## SET TASK
From the entries below, pull out each line where "caption" appears.

------------------------------------------------------------

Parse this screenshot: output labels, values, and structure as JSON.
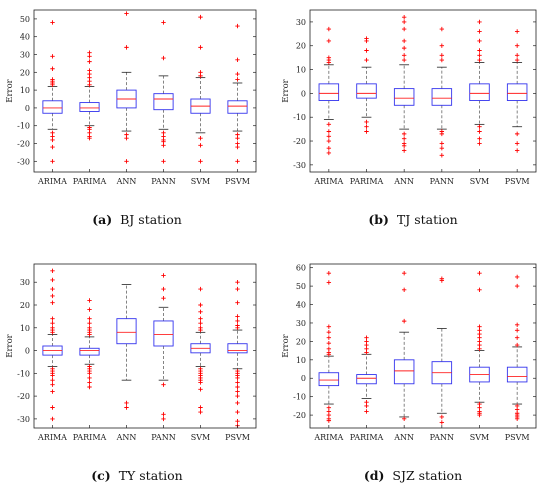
{
  "chart_data": [
    {
      "type": "box",
      "panel_label": "(a)",
      "caption": "BJ station",
      "ylabel": "Error",
      "ylim": [
        -36,
        55
      ],
      "yticks": [
        -30,
        -20,
        -10,
        0,
        10,
        20,
        30,
        40,
        50
      ],
      "categories": [
        "ARIMA",
        "PARIMA",
        "ANN",
        "PANN",
        "SVM",
        "PSVM"
      ],
      "boxes": [
        {
          "q1": -3,
          "median": 0,
          "q3": 4,
          "whisker_low": -12,
          "whisker_high": 12,
          "outliers": [
            48,
            29,
            22,
            16,
            15,
            14,
            13,
            -14,
            -16,
            -18,
            -22,
            -30
          ]
        },
        {
          "q1": -2,
          "median": 0,
          "q3": 3,
          "whisker_low": -10,
          "whisker_high": 12,
          "outliers": [
            31,
            29,
            26,
            21,
            19,
            17,
            15,
            13,
            -11,
            -12,
            -14,
            -16,
            -17
          ]
        },
        {
          "q1": 0,
          "median": 5,
          "q3": 10,
          "whisker_low": -13,
          "whisker_high": 20,
          "outliers": [
            53,
            34,
            -15,
            -17,
            -30
          ]
        },
        {
          "q1": -1,
          "median": 5,
          "q3": 8,
          "whisker_low": -12,
          "whisker_high": 18,
          "outliers": [
            48,
            28,
            -14,
            -16,
            -18,
            -19,
            -21,
            -30
          ]
        },
        {
          "q1": -3,
          "median": 1,
          "q3": 5,
          "whisker_low": -14,
          "whisker_high": 17,
          "outliers": [
            51,
            34,
            18,
            20,
            -17,
            -21,
            -30
          ]
        },
        {
          "q1": -3,
          "median": 1,
          "q3": 4,
          "whisker_low": -13,
          "whisker_high": 14,
          "outliers": [
            46,
            27,
            19,
            16,
            -15,
            -17,
            -20,
            -22,
            -30
          ]
        }
      ]
    },
    {
      "type": "box",
      "panel_label": "(b)",
      "caption": "TJ station",
      "ylabel": "Error",
      "ylim": [
        -33,
        35
      ],
      "yticks": [
        -30,
        -20,
        -10,
        0,
        10,
        20,
        30
      ],
      "categories": [
        "ARIMA",
        "PARIMA",
        "ANN",
        "PANN",
        "SVM",
        "PSVM"
      ],
      "boxes": [
        {
          "q1": -3,
          "median": 0,
          "q3": 4,
          "whisker_low": -11,
          "whisker_high": 12,
          "outliers": [
            27,
            22,
            15,
            14,
            13,
            -13,
            -16,
            -18,
            -20,
            -23,
            -25
          ]
        },
        {
          "q1": -2,
          "median": 0,
          "q3": 4,
          "whisker_low": -10,
          "whisker_high": 11,
          "outliers": [
            23,
            22,
            18,
            14,
            -12,
            -14,
            -16
          ]
        },
        {
          "q1": -5,
          "median": -2,
          "q3": 2,
          "whisker_low": -15,
          "whisker_high": 12,
          "outliers": [
            32,
            30,
            27,
            22,
            19,
            16,
            14,
            -17,
            -19,
            -21,
            -22,
            -24
          ]
        },
        {
          "q1": -5,
          "median": -2,
          "q3": 2,
          "whisker_low": -15,
          "whisker_high": 11,
          "outliers": [
            27,
            20,
            16,
            14,
            -16,
            -17,
            -21,
            -23,
            -26
          ]
        },
        {
          "q1": -3,
          "median": 0,
          "q3": 4,
          "whisker_low": -13,
          "whisker_high": 13,
          "outliers": [
            30,
            26,
            22,
            18,
            16,
            14,
            -14,
            -16,
            -19,
            -21
          ]
        },
        {
          "q1": -3,
          "median": 0,
          "q3": 4,
          "whisker_low": -14,
          "whisker_high": 13,
          "outliers": [
            26,
            20,
            16,
            14,
            -17,
            -21,
            -24
          ]
        }
      ]
    },
    {
      "type": "box",
      "panel_label": "(c)",
      "caption": "TY station",
      "ylabel": "Error",
      "ylim": [
        -34,
        38
      ],
      "yticks": [
        -30,
        -20,
        -10,
        0,
        10,
        20,
        30
      ],
      "categories": [
        "ARIMA",
        "PARIMA",
        "ANN",
        "PANN",
        "SVM",
        "PSVM"
      ],
      "boxes": [
        {
          "q1": -2,
          "median": 0,
          "q3": 2,
          "whisker_low": -7,
          "whisker_high": 7,
          "outliers": [
            35,
            31,
            27,
            24,
            21,
            14,
            12,
            10,
            9,
            8,
            -8,
            -9,
            -10,
            -11,
            -13,
            -15,
            -18,
            -25,
            -30
          ]
        },
        {
          "q1": -2,
          "median": 0,
          "q3": 1,
          "whisker_low": -6,
          "whisker_high": 6,
          "outliers": [
            22,
            18,
            14,
            12,
            10,
            9,
            8,
            7,
            -7,
            -8,
            -9,
            -10,
            -12,
            -14,
            -16
          ]
        },
        {
          "q1": 3,
          "median": 8,
          "q3": 14,
          "whisker_low": -13,
          "whisker_high": 29,
          "outliers": [
            -23,
            -25
          ]
        },
        {
          "q1": 2,
          "median": 7,
          "q3": 13,
          "whisker_low": -13,
          "whisker_high": 19,
          "outliers": [
            33,
            27,
            23,
            -15,
            -28,
            -30
          ]
        },
        {
          "q1": -1,
          "median": 1,
          "q3": 3,
          "whisker_low": -7,
          "whisker_high": 8,
          "outliers": [
            27,
            20,
            17,
            14,
            12,
            10,
            9,
            -8,
            -9,
            -10,
            -11,
            -12,
            -13,
            -14,
            -17,
            -25,
            -27
          ]
        },
        {
          "q1": -1,
          "median": 0,
          "q3": 3,
          "whisker_low": -8,
          "whisker_high": 9,
          "outliers": [
            30,
            27,
            21,
            15,
            13,
            11,
            10,
            -9,
            -10,
            -11,
            -12,
            -14,
            -16,
            -18,
            -20,
            -23,
            -27,
            -31,
            -33
          ]
        }
      ]
    },
    {
      "type": "box",
      "panel_label": "(d)",
      "caption": "SJZ station",
      "ylabel": "Error",
      "ylim": [
        -27,
        62
      ],
      "yticks": [
        -20,
        -10,
        0,
        10,
        20,
        30,
        40,
        50,
        60
      ],
      "categories": [
        "ARIMA",
        "PARIMA",
        "ANN",
        "PANN",
        "SVM",
        "PSVM"
      ],
      "boxes": [
        {
          "q1": -4,
          "median": -1,
          "q3": 3,
          "whisker_low": -14,
          "whisker_high": 12,
          "outliers": [
            57,
            52,
            28,
            25,
            22,
            19,
            16,
            14,
            13,
            -16,
            -18,
            -20,
            -22,
            -23
          ]
        },
        {
          "q1": -3,
          "median": 0,
          "q3": 2,
          "whisker_low": -11,
          "whisker_high": 13,
          "outliers": [
            22,
            20,
            18,
            16,
            14,
            -13,
            -15,
            -18
          ]
        },
        {
          "q1": -3,
          "median": 4,
          "q3": 10,
          "whisker_low": -21,
          "whisker_high": 25,
          "outliers": [
            57,
            48,
            31,
            -22
          ]
        },
        {
          "q1": -3,
          "median": 3,
          "q3": 9,
          "whisker_low": -19,
          "whisker_high": 27,
          "outliers": [
            54,
            53,
            -21,
            -24
          ]
        },
        {
          "q1": -2,
          "median": 2,
          "q3": 6,
          "whisker_low": -13,
          "whisker_high": 15,
          "outliers": [
            57,
            48,
            28,
            26,
            24,
            22,
            20,
            18,
            16,
            -14,
            -16,
            -18,
            -19,
            -20
          ]
        },
        {
          "q1": -2,
          "median": 1,
          "q3": 6,
          "whisker_low": -14,
          "whisker_high": 17,
          "outliers": [
            55,
            50,
            29,
            26,
            22,
            18,
            -15,
            -17,
            -19,
            -20,
            -21,
            -22
          ]
        }
      ]
    }
  ],
  "colors": {
    "box": "#3333ee",
    "median": "#ff2222",
    "whisker": "#666666",
    "outlier": "#ff0000",
    "axis": "#222222"
  }
}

------------------------------------------------------------

## RESPONSE TO THE TASK
      "caption": "BJ station",
      "caption": "TJ station",
      "caption": "TY station",
      "caption": "SJZ station",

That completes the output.